→ GIVEN DATA:

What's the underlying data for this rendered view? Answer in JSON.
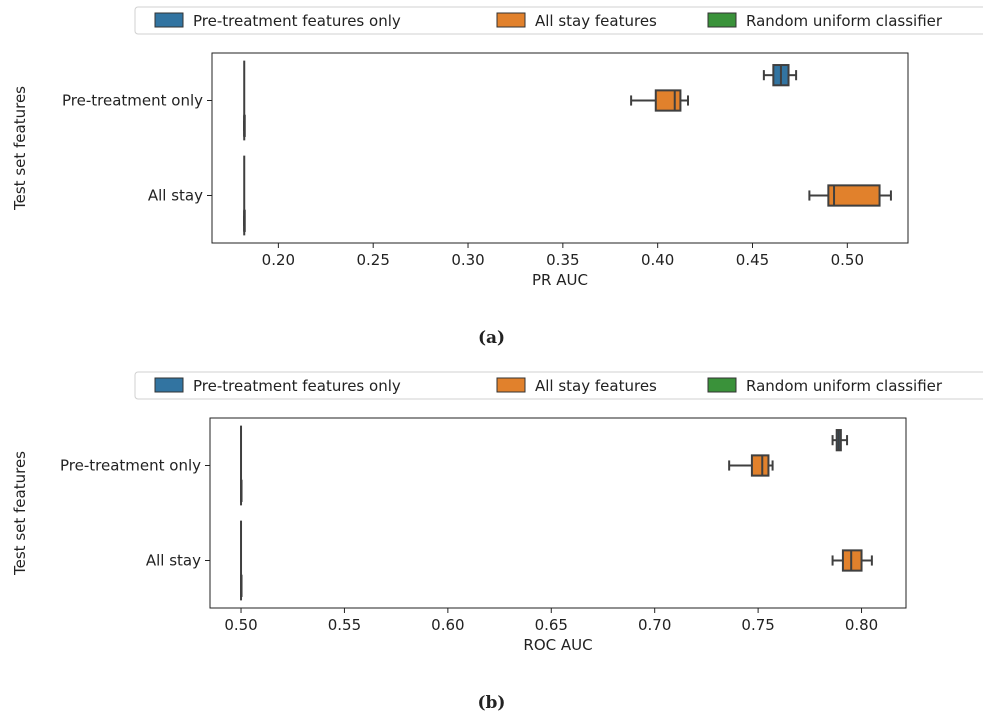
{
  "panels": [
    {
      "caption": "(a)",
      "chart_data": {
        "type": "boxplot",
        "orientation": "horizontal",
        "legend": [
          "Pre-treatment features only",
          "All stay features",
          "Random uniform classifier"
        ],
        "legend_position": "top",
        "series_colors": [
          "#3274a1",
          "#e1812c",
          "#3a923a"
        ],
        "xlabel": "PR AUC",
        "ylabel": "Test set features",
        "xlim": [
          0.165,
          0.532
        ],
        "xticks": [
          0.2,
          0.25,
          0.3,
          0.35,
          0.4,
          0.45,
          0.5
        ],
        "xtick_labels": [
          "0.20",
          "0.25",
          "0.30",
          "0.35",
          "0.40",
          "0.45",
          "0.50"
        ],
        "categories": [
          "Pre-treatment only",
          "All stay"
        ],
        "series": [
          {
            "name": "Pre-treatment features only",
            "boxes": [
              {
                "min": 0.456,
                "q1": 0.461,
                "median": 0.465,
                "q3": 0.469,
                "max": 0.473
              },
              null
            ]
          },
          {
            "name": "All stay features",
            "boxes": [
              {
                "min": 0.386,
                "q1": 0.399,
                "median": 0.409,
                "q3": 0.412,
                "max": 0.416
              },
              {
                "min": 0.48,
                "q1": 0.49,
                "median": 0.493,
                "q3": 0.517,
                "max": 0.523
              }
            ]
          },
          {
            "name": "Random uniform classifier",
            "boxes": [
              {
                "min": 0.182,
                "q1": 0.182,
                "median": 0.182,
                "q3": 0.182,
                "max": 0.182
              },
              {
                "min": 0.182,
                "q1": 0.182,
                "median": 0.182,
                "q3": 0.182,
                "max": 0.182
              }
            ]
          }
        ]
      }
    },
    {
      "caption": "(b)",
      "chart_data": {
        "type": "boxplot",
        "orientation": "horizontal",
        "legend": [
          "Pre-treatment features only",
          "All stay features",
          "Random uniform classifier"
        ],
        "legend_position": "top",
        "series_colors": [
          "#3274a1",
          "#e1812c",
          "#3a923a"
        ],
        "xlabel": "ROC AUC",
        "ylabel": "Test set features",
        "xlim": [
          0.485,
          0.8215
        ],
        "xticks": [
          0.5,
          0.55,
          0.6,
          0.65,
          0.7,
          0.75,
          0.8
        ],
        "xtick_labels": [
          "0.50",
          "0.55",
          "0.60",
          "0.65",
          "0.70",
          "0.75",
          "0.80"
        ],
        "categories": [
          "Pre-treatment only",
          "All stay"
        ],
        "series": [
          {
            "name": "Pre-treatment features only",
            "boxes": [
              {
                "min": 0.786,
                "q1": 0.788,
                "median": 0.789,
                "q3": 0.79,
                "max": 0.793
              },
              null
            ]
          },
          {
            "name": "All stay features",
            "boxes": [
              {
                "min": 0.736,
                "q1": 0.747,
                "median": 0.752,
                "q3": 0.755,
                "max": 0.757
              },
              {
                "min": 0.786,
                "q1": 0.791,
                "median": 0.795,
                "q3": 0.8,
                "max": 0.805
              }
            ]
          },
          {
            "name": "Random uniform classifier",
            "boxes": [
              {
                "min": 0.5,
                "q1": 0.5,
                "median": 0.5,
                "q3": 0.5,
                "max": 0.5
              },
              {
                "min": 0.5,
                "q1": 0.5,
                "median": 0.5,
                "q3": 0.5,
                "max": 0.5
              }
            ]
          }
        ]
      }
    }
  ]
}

→ THE PROBLEM: Quote everything in the listing above exactly; pictures are the only thing to omit.

→ EXERCISE RESULT:
What's the underlying data for this rendered view? Answer in JSON.
{
  "panels": [
    {
      "caption": "(a)",
      "chart_data": {
        "type": "boxplot",
        "orientation": "horizontal",
        "legend": [
          "Pre-treatment features only",
          "All stay features",
          "Random uniform classifier"
        ],
        "legend_position": "top",
        "series_colors": [
          "#3274a1",
          "#e1812c",
          "#3a923a"
        ],
        "xlabel": "PR AUC",
        "ylabel": "Test set features",
        "xlim": [
          0.165,
          0.532
        ],
        "xticks": [
          0.2,
          0.25,
          0.3,
          0.35,
          0.4,
          0.45,
          0.5
        ],
        "xtick_labels": [
          "0.20",
          "0.25",
          "0.30",
          "0.35",
          "0.40",
          "0.45",
          "0.50"
        ],
        "categories": [
          "Pre-treatment only",
          "All stay"
        ],
        "series": [
          {
            "name": "Pre-treatment features only",
            "boxes": [
              {
                "min": 0.456,
                "q1": 0.461,
                "median": 0.465,
                "q3": 0.469,
                "max": 0.473
              },
              null
            ]
          },
          {
            "name": "All stay features",
            "boxes": [
              {
                "min": 0.386,
                "q1": 0.399,
                "median": 0.409,
                "q3": 0.412,
                "max": 0.416
              },
              {
                "min": 0.48,
                "q1": 0.49,
                "median": 0.493,
                "q3": 0.517,
                "max": 0.523
              }
            ]
          },
          {
            "name": "Random uniform classifier",
            "boxes": [
              {
                "min": 0.182,
                "q1": 0.182,
                "median": 0.182,
                "q3": 0.182,
                "max": 0.182
              },
              {
                "min": 0.182,
                "q1": 0.182,
                "median": 0.182,
                "q3": 0.182,
                "max": 0.182
              }
            ]
          }
        ]
      }
    },
    {
      "caption": "(b)",
      "chart_data": {
        "type": "boxplot",
        "orientation": "horizontal",
        "legend": [
          "Pre-treatment features only",
          "All stay features",
          "Random uniform classifier"
        ],
        "legend_position": "top",
        "series_colors": [
          "#3274a1",
          "#e1812c",
          "#3a923a"
        ],
        "xlabel": "ROC AUC",
        "ylabel": "Test set features",
        "xlim": [
          0.485,
          0.8215
        ],
        "xticks": [
          0.5,
          0.55,
          0.6,
          0.65,
          0.7,
          0.75,
          0.8
        ],
        "xtick_labels": [
          "0.50",
          "0.55",
          "0.60",
          "0.65",
          "0.70",
          "0.75",
          "0.80"
        ],
        "categories": [
          "Pre-treatment only",
          "All stay"
        ],
        "series": [
          {
            "name": "Pre-treatment features only",
            "boxes": [
              {
                "min": 0.786,
                "q1": 0.788,
                "median": 0.789,
                "q3": 0.79,
                "max": 0.793
              },
              null
            ]
          },
          {
            "name": "All stay features",
            "boxes": [
              {
                "min": 0.736,
                "q1": 0.747,
                "median": 0.752,
                "q3": 0.755,
                "max": 0.757
              },
              {
                "min": 0.786,
                "q1": 0.791,
                "median": 0.795,
                "q3": 0.8,
                "max": 0.805
              }
            ]
          },
          {
            "name": "Random uniform classifier",
            "boxes": [
              {
                "min": 0.5,
                "q1": 0.5,
                "median": 0.5,
                "q3": 0.5,
                "max": 0.5
              },
              {
                "min": 0.5,
                "q1": 0.5,
                "median": 0.5,
                "q3": 0.5,
                "max": 0.5
              }
            ]
          }
        ]
      }
    }
  ]
}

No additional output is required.